__Instruction__. Print each line of the listing once more, precisely as given.

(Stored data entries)
/---
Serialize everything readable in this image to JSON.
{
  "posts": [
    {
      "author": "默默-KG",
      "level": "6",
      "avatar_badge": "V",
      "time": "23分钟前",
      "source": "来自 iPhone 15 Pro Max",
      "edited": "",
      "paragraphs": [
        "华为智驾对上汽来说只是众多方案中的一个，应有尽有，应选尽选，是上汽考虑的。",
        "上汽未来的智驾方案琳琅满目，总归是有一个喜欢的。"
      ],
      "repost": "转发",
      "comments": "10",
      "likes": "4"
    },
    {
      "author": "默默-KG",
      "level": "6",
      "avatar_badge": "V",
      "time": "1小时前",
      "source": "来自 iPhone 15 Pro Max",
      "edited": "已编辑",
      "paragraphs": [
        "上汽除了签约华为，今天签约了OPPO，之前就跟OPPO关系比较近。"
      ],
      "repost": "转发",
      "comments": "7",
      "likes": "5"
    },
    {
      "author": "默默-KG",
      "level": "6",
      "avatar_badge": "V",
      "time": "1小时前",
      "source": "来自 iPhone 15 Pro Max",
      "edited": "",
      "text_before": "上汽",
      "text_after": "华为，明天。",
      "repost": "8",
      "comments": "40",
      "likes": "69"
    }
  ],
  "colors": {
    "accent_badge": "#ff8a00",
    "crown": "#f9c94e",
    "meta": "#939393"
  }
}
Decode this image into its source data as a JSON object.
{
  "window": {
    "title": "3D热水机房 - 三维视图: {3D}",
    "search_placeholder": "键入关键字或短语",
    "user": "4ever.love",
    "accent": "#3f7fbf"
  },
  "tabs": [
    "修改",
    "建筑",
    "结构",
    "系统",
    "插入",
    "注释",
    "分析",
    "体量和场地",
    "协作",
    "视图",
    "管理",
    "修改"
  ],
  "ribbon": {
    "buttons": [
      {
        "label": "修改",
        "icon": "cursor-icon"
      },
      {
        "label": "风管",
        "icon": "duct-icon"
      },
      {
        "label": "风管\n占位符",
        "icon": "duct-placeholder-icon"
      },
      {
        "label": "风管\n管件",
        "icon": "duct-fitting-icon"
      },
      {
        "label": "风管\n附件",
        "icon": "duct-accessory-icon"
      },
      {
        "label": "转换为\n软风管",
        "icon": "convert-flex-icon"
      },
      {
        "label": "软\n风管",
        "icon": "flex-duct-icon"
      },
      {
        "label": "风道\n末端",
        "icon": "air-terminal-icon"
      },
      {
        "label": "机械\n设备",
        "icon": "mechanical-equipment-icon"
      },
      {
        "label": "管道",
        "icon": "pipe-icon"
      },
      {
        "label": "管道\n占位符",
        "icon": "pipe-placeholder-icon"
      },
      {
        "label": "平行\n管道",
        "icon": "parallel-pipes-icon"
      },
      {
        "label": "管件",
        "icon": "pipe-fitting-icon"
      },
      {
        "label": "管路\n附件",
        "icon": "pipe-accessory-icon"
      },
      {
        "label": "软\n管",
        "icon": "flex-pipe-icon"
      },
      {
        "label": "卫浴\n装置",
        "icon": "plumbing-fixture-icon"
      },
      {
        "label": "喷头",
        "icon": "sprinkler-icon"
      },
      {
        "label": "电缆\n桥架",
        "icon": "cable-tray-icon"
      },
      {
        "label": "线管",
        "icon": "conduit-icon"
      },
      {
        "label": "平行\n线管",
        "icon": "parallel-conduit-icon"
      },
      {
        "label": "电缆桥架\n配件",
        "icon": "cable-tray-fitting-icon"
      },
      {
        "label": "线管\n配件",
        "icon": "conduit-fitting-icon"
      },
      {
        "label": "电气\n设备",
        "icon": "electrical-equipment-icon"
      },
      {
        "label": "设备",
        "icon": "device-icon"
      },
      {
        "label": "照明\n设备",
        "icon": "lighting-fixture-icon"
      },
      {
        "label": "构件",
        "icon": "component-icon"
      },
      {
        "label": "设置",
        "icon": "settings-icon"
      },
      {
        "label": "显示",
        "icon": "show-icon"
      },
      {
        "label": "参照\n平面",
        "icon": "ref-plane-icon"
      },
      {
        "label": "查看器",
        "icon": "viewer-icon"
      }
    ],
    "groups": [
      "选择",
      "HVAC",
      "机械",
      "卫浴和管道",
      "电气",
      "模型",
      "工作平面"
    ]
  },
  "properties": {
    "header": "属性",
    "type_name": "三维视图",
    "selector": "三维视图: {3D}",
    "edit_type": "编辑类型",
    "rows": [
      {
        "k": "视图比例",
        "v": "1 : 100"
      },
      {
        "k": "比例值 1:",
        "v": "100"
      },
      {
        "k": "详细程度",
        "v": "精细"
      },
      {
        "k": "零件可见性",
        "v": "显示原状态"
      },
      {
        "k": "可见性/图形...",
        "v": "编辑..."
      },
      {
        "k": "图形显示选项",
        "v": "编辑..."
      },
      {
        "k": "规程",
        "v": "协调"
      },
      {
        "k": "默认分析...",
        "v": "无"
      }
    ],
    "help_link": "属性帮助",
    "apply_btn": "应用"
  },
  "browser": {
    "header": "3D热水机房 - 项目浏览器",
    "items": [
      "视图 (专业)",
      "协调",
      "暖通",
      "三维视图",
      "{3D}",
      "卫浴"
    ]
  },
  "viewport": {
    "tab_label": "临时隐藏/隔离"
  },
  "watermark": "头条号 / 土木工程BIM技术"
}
\---
__Result__.
Serialize everything readable in this image to JSON.
{
  "posts": [
    {
      "author": "默默-KG",
      "level": "6",
      "avatar_badge": "V",
      "time": "23分钟前",
      "source": "来自 iPhone 15 Pro Max",
      "edited": "",
      "paragraphs": [
        "华为智驾对上汽来说只是众多方案中的一个，应有尽有，应选尽选，是上汽考虑的。",
        "上汽未来的智驾方案琳琅满目，总归是有一个喜欢的。"
      ],
      "repost": "转发",
      "comments": "10",
      "likes": "4"
    },
    {
      "author": "默默-KG",
      "level": "6",
      "avatar_badge": "V",
      "time": "1小时前",
      "source": "来自 iPhone 15 Pro Max",
      "edited": "已编辑",
      "paragraphs": [
        "上汽除了签约华为，今天签约了OPPO，之前就跟OPPO关系比较近。"
      ],
      "repost": "转发",
      "comments": "7",
      "likes": "5"
    },
    {
      "author": "默默-KG",
      "level": "6",
      "avatar_badge": "V",
      "time": "1小时前",
      "source": "来自 iPhone 15 Pro Max",
      "edited": "",
      "text_before": "上汽",
      "text_after": "华为，明天。",
      "repost": "8",
      "comments": "40",
      "likes": "69"
    }
  ],
  "colors": {
    "accent_badge": "#ff8a00",
    "crown": "#f9c94e",
    "meta": "#939393"
  }
}
Decode this image into its source data as a JSON object.
{
  "window": {
    "title": "3D热水机房 - 三维视图: {3D}",
    "search_placeholder": "键入关键字或短语",
    "user": "4ever.love",
    "accent": "#3f7fbf"
  },
  "tabs": [
    "修改",
    "建筑",
    "结构",
    "系统",
    "插入",
    "注释",
    "分析",
    "体量和场地",
    "协作",
    "视图",
    "管理",
    "修改"
  ],
  "ribbon": {
    "buttons": [
      {
        "label": "修改",
        "icon": "cursor-icon"
      },
      {
        "label": "风管",
        "icon": "duct-icon"
      },
      {
        "label": "风管\n占位符",
        "icon": "duct-placeholder-icon"
      },
      {
        "label": "风管\n管件",
        "icon": "duct-fitting-icon"
      },
      {
        "label": "风管\n附件",
        "icon": "duct-accessory-icon"
      },
      {
        "label": "转换为\n软风管",
        "icon": "convert-flex-icon"
      },
      {
        "label": "软\n风管",
        "icon": "flex-duct-icon"
      },
      {
        "label": "风道\n末端",
        "icon": "air-terminal-icon"
      },
      {
        "label": "机械\n设备",
        "icon": "mechanical-equipment-icon"
      },
      {
        "label": "管道",
        "icon": "pipe-icon"
      },
      {
        "label": "管道\n占位符",
        "icon": "pipe-placeholder-icon"
      },
      {
        "label": "平行\n管道",
        "icon": "parallel-pipes-icon"
      },
      {
        "label": "管件",
        "icon": "pipe-fitting-icon"
      },
      {
        "label": "管路\n附件",
        "icon": "pipe-accessory-icon"
      },
      {
        "label": "软\n管",
        "icon": "flex-pipe-icon"
      },
      {
        "label": "卫浴\n装置",
        "icon": "plumbing-fixture-icon"
      },
      {
        "label": "喷头",
        "icon": "sprinkler-icon"
      },
      {
        "label": "电缆\n桥架",
        "icon": "cable-tray-icon"
      },
      {
        "label": "线管",
        "icon": "conduit-icon"
      },
      {
        "label": "平行\n线管",
        "icon": "parallel-conduit-icon"
      },
      {
        "label": "电缆桥架\n配件",
        "icon": "cable-tray-fitting-icon"
      },
      {
        "label": "线管\n配件",
        "icon": "conduit-fitting-icon"
      },
      {
        "label": "电气\n设备",
        "icon": "electrical-equipment-icon"
      },
      {
        "label": "设备",
        "icon": "device-icon"
      },
      {
        "label": "照明\n设备",
        "icon": "lighting-fixture-icon"
      },
      {
        "label": "构件",
        "icon": "component-icon"
      },
      {
        "label": "设置",
        "icon": "settings-icon"
      },
      {
        "label": "显示",
        "icon": "show-icon"
      },
      {
        "label": "参照\n平面",
        "icon": "ref-plane-icon"
      },
      {
        "label": "查看器",
        "icon": "viewer-icon"
      }
    ],
    "groups": [
      "选择",
      "HVAC",
      "机械",
      "卫浴和管道",
      "电气",
      "模型",
      "工作平面"
    ]
  },
  "properties": {
    "header": "属性",
    "type_name": "三维视图",
    "selector": "三维视图: {3D}",
    "edit_type": "编辑类型",
    "rows": [
      {
        "k": "视图比例",
        "v": "1 : 100"
      },
      {
        "k": "比例值 1:",
        "v": "100"
      },
      {
        "k": "详细程度",
        "v": "精细"
      },
      {
        "k": "零件可见性",
        "v": "显示原状态"
      },
      {
        "k": "可见性/图形...",
        "v": "编辑..."
      },
      {
        "k": "图形显示选项",
        "v": "编辑..."
      },
      {
        "k": "规程",
        "v": "协调"
      },
      {
        "k": "默认分析...",
        "v": "无"
      }
    ],
    "help_link": "属性帮助",
    "apply_btn": "应用"
  },
  "browser": {
    "header": "3D热水机房 - 项目浏览器",
    "items": [
      "视图 (专业)",
      "协调",
      "暖通",
      "三维视图",
      "{3D}",
      "卫浴"
    ]
  },
  "viewport": {
    "tab_label": "临时隐藏/隔离"
  },
  "watermark": "头条号 / 土木工程BIM技术"
}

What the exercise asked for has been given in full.